[Stored data]
┌──

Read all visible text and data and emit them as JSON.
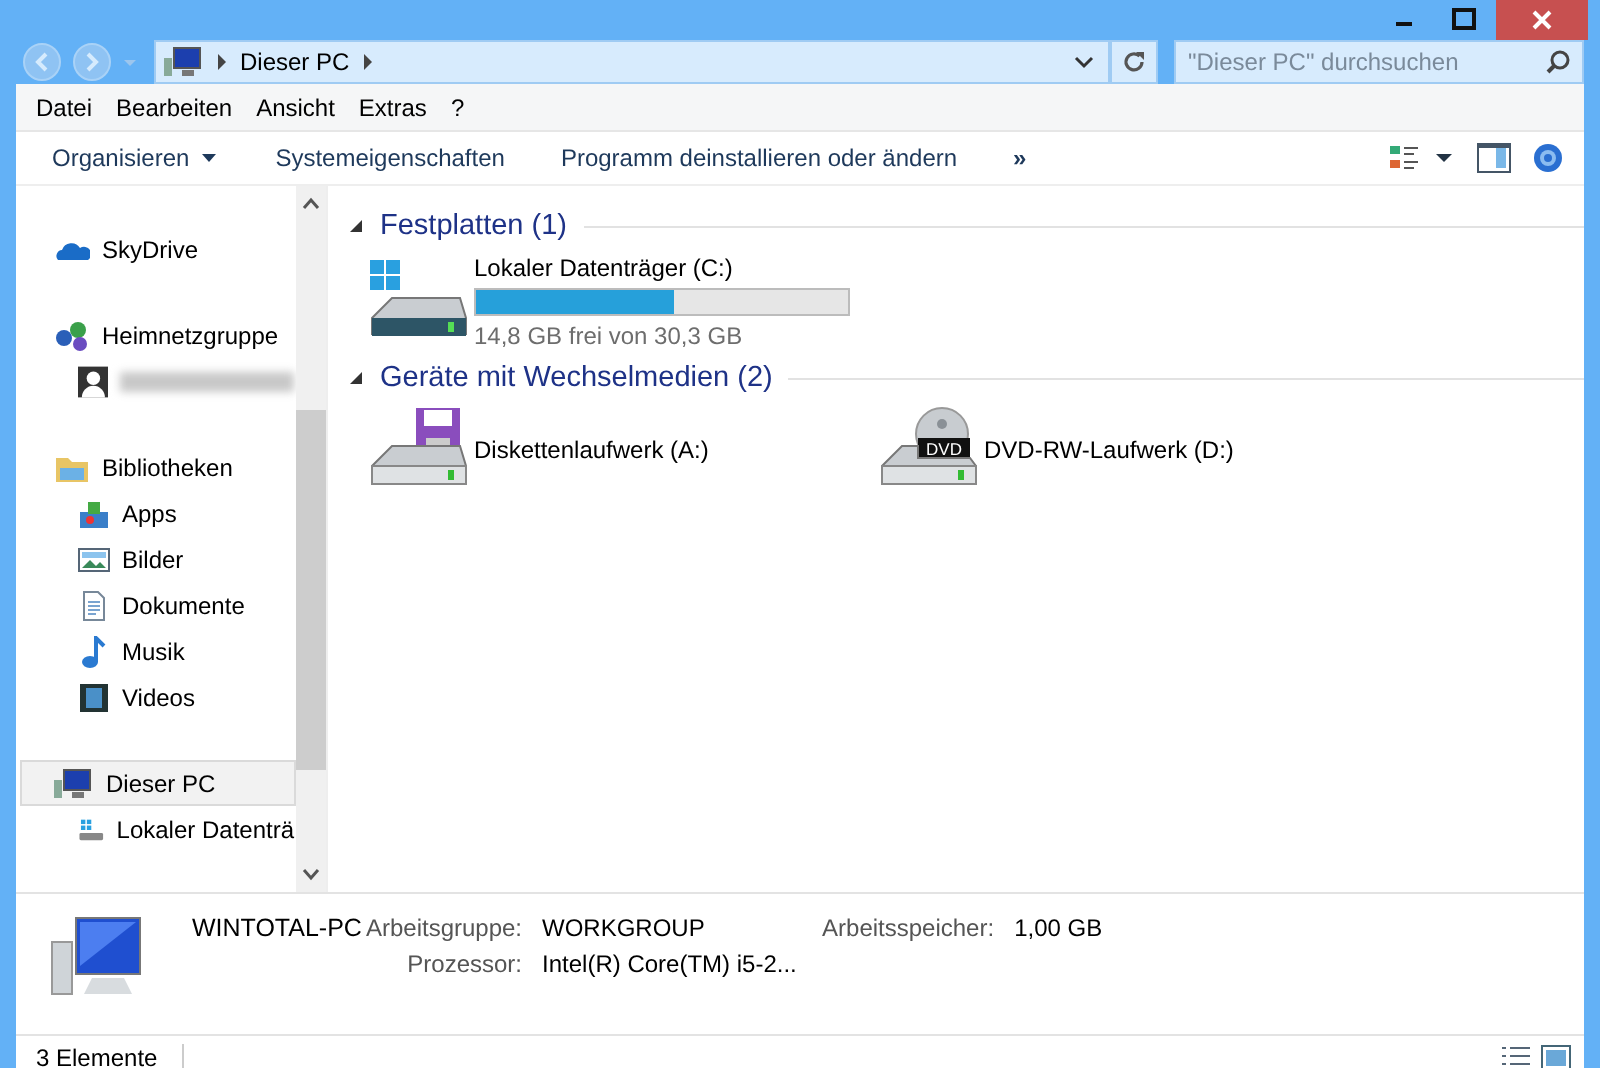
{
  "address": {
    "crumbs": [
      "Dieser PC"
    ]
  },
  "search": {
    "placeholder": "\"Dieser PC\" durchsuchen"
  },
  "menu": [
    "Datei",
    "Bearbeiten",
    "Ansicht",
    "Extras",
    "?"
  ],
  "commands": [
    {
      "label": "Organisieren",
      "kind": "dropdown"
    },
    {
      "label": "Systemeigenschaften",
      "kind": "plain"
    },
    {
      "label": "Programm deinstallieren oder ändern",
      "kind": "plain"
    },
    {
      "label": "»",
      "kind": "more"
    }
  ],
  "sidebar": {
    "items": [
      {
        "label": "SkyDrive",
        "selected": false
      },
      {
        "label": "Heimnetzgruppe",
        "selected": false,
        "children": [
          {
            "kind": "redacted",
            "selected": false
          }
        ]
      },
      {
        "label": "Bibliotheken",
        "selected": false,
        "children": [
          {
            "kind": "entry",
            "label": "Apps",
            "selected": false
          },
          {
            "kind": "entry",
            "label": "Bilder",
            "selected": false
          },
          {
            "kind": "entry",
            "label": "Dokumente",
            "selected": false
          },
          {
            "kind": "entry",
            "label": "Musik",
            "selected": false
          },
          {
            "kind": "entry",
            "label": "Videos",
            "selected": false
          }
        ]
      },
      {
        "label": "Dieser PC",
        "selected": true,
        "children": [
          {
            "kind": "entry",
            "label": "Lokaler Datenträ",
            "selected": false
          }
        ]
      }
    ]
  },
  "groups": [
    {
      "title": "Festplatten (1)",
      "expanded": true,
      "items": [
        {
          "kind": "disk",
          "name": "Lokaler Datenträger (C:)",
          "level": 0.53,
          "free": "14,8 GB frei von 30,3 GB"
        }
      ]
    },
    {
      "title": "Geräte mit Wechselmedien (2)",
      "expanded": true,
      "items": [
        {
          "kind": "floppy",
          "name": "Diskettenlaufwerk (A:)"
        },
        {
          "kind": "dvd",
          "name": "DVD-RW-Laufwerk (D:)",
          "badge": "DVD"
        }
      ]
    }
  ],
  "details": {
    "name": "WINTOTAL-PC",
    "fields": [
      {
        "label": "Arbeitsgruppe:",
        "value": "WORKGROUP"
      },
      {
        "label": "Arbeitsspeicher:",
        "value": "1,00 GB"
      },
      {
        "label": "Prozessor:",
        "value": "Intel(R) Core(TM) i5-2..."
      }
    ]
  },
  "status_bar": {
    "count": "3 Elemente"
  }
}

└──

### EXERCISE AIM
What is the number of lines that hold the string "Lokaler"? Give it alone.

### RESULT BELOW
2